═════ SUPPLIED DATA ═════

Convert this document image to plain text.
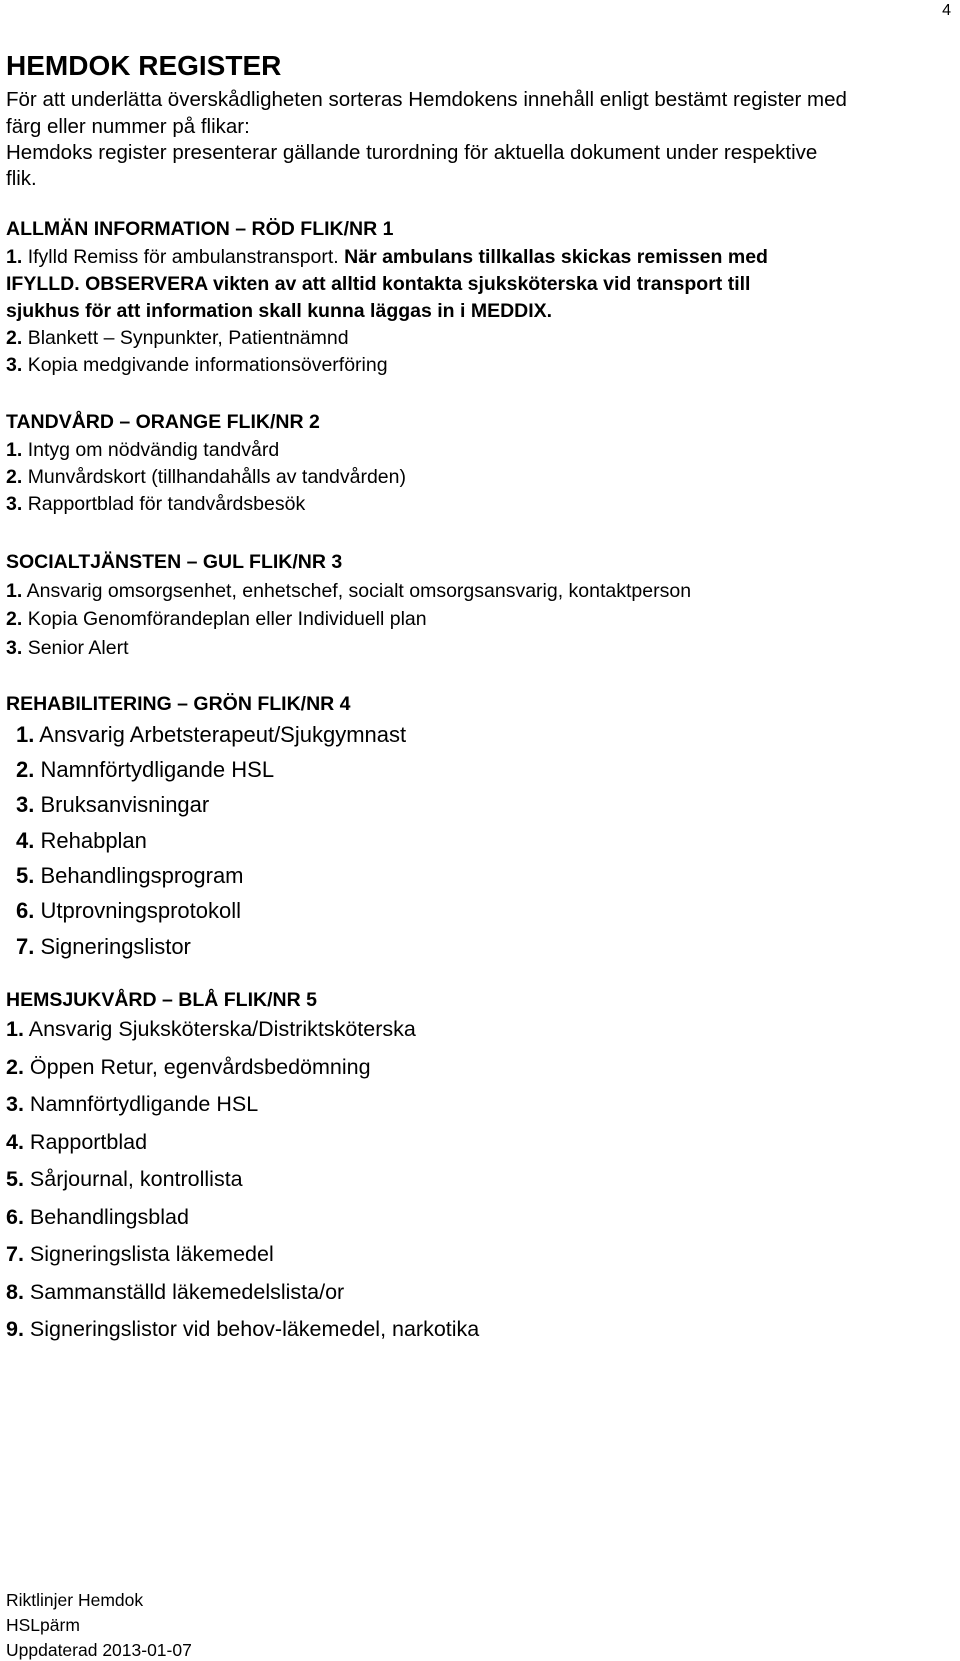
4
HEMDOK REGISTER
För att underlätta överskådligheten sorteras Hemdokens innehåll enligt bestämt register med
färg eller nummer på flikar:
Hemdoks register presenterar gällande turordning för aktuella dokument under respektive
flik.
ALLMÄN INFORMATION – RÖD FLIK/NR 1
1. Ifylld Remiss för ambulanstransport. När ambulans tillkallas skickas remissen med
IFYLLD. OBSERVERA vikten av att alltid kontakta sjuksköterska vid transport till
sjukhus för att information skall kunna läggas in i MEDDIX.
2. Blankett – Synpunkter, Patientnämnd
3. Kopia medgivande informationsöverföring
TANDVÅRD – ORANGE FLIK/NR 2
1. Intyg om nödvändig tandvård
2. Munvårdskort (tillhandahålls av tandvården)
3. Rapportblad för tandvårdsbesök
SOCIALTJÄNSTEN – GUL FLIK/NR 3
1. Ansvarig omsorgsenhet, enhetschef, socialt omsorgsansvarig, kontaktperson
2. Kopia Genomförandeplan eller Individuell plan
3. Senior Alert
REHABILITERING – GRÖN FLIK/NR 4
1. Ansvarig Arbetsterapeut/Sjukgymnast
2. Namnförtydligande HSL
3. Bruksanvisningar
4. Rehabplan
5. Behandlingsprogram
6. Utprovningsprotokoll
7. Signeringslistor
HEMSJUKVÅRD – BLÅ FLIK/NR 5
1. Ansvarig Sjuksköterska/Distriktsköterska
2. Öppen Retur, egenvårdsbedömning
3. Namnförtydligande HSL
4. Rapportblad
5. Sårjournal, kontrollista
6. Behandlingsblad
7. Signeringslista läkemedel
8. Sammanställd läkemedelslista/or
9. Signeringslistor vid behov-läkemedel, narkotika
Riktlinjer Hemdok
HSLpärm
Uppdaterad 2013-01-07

═════
═════ SUPPLIED DATA ═════

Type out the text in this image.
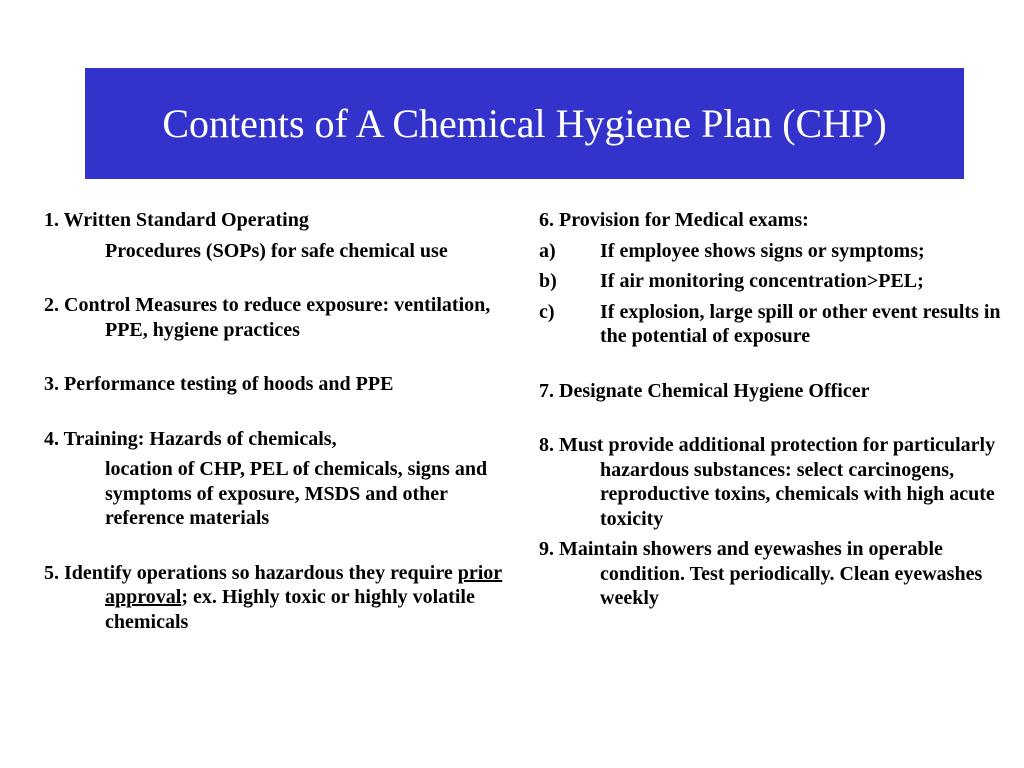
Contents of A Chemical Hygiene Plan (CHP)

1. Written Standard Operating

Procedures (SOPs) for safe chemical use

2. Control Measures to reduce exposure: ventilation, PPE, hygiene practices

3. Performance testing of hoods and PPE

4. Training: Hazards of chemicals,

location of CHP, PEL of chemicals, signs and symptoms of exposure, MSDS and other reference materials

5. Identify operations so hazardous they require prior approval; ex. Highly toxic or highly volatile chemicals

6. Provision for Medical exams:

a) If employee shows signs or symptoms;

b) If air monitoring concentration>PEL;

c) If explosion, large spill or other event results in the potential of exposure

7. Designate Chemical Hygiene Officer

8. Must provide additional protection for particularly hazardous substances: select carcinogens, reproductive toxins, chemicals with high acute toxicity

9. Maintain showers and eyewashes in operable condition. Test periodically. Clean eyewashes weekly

═════
═════ SUPPLIED DATA ═════

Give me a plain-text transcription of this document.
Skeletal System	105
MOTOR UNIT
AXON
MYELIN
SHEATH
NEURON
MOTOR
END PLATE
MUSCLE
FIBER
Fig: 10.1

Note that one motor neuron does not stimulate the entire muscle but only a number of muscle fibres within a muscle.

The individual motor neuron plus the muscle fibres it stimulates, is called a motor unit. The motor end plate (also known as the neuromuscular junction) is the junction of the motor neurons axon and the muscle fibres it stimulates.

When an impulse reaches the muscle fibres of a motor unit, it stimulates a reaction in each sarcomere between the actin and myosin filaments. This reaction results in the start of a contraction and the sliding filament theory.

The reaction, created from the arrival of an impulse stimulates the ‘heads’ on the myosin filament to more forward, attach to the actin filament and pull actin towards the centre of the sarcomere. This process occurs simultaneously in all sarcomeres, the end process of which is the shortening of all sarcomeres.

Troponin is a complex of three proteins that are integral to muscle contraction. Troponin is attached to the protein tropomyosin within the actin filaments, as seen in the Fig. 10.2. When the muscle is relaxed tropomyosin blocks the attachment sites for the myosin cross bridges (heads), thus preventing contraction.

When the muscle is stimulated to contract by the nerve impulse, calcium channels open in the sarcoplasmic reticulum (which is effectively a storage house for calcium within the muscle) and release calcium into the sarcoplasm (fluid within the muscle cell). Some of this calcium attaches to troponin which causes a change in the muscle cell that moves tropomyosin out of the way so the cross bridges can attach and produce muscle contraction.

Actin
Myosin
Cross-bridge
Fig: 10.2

═════

* _EXERCISE_: Scan the data above. Return every line with "impulse" in it.

* _OUTPUT OF THE EXERCISE_:
When an impulse reaches the muscle fibres of a motor unit, it stimulates a reaction in each sarcomere between the actin and myosin filaments. This reaction results in the start of a contraction and the sliding filament theory.
The reaction, created from the arrival of an impulse stimulates the ‘heads’ on the myosin filament to more forward, attach to the actin filament and pull actin towards the centre of the sarcomere. This process occurs simultaneously in all sarcomeres, the end process of which is the shortening of all sarcomeres.
When the muscle is stimulated to contract by the nerve impulse, calcium channels open in the sarcoplasmic reticulum (which is effectively a storage house for calcium within the muscle) and release calcium into the sarcoplasm (fluid within the muscle cell). Some of this calcium attaches to troponin which causes a change in the muscle cell that moves tropomyosin out of the way so the cross bridges can attach and produce muscle contraction.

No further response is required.